=== PROVIDED DATA ===

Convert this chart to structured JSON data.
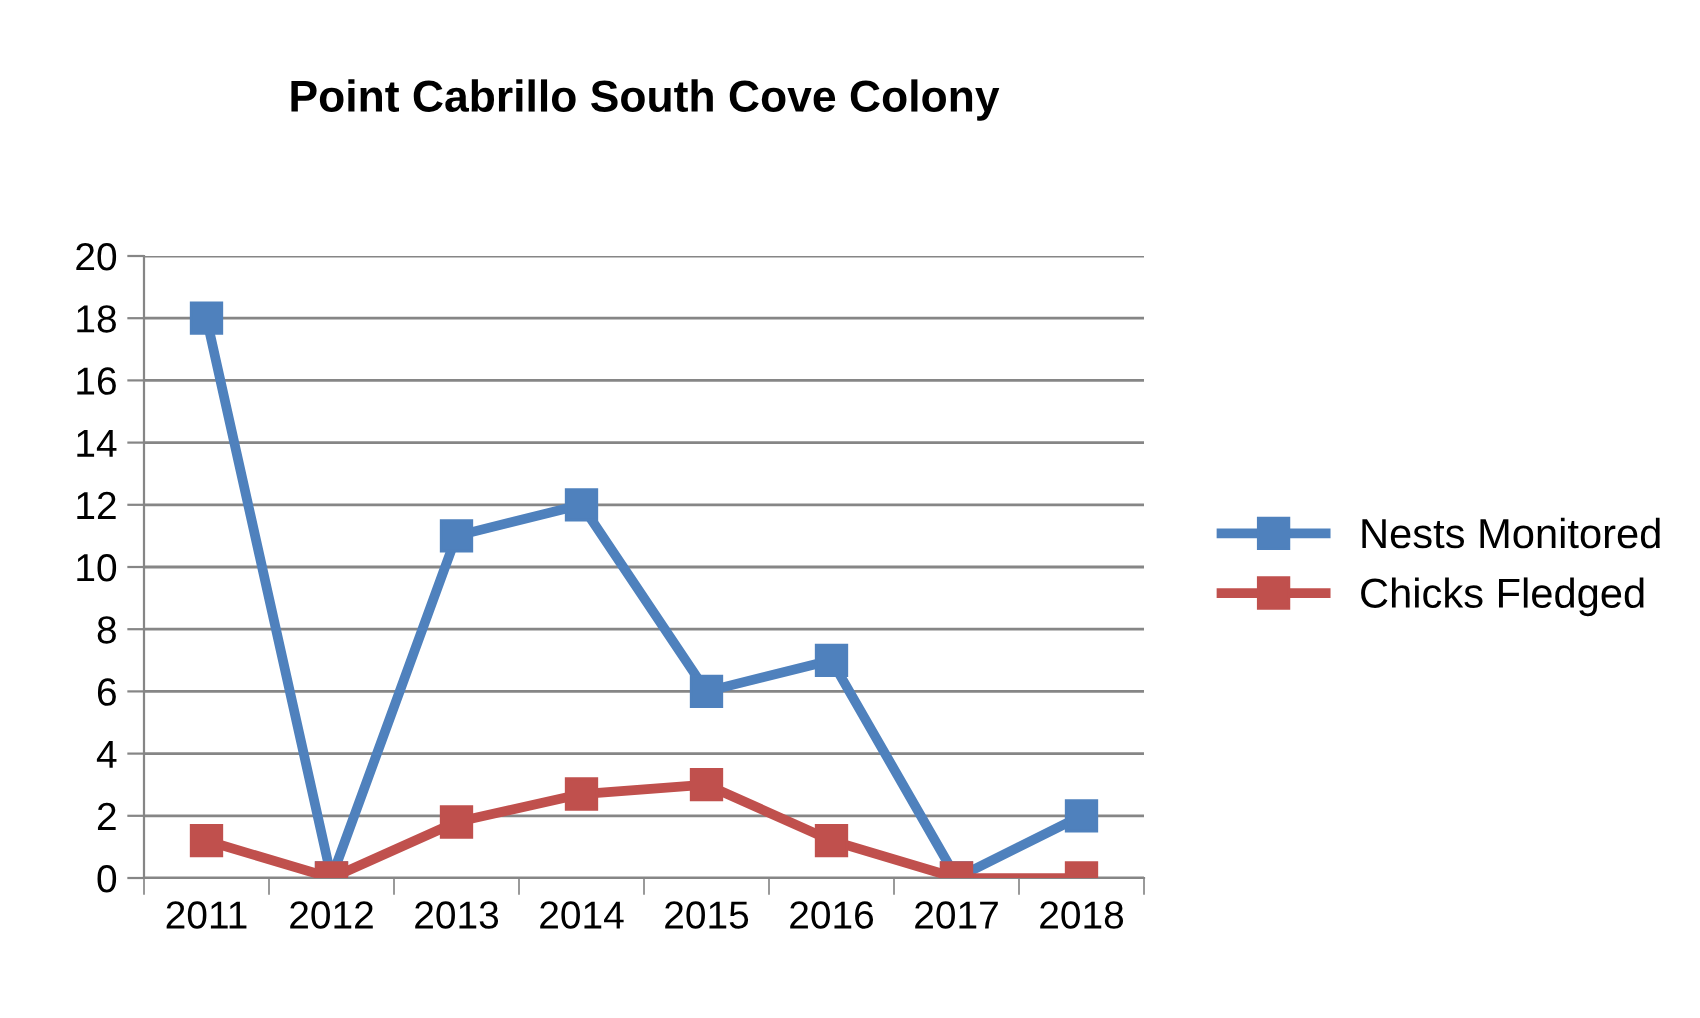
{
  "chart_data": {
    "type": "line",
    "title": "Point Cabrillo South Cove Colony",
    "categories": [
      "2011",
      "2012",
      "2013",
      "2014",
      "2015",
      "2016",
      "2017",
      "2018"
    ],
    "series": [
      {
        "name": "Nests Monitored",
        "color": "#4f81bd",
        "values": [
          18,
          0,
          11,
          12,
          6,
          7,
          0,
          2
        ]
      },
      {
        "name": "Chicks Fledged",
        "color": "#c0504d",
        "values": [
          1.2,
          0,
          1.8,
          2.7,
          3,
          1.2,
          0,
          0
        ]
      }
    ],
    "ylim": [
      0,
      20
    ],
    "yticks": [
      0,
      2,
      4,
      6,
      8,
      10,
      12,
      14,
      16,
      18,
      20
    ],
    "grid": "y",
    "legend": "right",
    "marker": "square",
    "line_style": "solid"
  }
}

===

YOUR OBJECTIVE
Gather each line of the listing that holds the string "name".

SOLUTION FOR THIS PROBLEM
        "name": "Nests Monitored",
        "name": "Chicks Fledged",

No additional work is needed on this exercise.